AIM: Count how many lines of the data below contain the string "Emissions"; the reply should be that number alone.

Some records
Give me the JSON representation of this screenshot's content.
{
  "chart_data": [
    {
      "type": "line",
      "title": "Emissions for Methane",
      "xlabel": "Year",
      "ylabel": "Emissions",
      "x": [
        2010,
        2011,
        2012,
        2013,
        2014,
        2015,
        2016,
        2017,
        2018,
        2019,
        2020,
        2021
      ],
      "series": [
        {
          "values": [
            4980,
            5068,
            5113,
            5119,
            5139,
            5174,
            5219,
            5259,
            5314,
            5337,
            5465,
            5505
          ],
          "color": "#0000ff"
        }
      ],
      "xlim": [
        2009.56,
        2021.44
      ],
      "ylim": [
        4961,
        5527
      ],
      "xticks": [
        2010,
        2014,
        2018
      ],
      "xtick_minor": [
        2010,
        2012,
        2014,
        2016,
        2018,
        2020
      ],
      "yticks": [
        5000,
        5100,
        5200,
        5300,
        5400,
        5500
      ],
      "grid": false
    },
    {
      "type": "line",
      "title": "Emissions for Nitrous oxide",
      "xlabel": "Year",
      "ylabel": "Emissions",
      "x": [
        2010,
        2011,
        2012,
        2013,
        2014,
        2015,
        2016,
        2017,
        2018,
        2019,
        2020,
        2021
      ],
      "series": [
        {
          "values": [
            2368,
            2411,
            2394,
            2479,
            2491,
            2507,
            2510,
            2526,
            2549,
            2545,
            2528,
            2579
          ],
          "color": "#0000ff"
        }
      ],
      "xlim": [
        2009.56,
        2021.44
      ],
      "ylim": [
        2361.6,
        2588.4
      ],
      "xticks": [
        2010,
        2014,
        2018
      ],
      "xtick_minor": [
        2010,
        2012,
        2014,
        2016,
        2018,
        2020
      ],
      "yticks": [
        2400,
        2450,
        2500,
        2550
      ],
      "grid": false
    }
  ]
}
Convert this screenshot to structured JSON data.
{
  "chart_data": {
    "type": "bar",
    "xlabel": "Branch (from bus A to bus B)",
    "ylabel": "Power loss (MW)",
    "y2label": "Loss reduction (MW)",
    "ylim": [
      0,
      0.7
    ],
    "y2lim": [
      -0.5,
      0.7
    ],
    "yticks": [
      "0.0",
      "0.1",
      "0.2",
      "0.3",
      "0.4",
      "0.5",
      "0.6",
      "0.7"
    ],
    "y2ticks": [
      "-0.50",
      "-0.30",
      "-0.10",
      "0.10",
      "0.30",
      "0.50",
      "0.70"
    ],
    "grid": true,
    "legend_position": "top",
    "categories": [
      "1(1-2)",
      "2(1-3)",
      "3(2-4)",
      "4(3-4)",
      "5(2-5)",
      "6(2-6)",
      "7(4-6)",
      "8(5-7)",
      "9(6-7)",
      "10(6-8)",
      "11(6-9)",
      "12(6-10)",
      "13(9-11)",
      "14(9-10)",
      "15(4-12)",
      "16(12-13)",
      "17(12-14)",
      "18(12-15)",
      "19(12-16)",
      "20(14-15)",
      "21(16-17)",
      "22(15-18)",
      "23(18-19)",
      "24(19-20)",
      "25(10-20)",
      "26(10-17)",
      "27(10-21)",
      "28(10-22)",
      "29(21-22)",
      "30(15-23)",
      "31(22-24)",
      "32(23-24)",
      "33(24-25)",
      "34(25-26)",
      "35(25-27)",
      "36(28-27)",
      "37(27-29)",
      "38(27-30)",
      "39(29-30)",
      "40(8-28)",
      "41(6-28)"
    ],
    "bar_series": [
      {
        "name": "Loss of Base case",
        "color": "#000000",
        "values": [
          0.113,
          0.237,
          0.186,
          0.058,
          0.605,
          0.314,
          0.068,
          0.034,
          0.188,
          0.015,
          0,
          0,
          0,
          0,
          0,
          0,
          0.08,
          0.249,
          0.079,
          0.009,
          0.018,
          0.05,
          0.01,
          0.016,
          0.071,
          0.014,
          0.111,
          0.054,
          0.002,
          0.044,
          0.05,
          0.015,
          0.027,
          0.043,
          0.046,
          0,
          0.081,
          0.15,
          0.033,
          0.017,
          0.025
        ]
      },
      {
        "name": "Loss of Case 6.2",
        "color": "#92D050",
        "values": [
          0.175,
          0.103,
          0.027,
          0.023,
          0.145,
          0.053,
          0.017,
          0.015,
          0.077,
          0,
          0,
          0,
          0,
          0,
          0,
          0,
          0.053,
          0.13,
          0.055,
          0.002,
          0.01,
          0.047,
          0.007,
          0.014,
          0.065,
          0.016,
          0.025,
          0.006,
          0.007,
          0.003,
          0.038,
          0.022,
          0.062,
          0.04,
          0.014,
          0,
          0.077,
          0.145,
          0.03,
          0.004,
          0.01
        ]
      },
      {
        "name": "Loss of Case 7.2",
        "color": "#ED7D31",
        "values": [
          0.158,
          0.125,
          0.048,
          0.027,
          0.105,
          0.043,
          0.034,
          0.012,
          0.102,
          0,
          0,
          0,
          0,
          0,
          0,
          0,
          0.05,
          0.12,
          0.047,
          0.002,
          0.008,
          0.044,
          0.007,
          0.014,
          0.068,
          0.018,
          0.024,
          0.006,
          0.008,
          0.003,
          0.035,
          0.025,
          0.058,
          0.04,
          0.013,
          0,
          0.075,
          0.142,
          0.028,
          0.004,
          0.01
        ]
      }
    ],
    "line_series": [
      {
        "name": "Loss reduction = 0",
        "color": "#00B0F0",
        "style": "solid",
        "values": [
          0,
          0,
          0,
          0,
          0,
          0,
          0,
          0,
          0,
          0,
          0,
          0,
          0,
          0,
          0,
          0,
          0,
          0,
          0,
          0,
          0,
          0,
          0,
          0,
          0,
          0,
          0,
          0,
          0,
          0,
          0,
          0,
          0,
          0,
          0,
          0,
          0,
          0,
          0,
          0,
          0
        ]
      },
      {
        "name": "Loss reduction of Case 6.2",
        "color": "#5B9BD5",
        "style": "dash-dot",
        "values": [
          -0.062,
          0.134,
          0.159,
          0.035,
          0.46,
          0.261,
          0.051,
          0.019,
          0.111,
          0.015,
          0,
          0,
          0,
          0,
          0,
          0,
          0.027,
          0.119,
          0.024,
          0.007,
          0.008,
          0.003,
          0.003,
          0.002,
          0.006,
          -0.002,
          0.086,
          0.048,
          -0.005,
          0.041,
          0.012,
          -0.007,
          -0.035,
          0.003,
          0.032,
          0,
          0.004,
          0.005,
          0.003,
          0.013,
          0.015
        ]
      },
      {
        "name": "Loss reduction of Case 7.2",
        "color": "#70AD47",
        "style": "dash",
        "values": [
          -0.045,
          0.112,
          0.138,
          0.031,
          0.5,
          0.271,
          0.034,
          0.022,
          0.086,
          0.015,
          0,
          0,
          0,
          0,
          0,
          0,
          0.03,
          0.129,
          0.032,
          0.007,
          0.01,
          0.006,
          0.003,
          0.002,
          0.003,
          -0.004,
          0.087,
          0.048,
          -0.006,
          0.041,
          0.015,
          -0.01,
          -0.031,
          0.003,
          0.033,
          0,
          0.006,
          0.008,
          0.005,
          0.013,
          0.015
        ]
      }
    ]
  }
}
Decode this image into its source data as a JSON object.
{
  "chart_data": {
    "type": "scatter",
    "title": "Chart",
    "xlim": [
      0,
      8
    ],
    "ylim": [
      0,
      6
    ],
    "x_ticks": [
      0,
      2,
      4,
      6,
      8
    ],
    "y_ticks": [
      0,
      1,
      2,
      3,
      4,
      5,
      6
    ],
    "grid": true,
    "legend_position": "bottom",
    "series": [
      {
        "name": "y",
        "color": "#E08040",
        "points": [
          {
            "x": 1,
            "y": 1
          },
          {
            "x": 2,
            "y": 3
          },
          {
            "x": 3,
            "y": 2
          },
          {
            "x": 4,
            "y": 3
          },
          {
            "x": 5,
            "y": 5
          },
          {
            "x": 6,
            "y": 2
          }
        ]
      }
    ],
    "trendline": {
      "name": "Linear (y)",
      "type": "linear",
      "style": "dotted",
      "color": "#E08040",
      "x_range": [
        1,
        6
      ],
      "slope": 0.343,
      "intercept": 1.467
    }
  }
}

SOLUTION: 4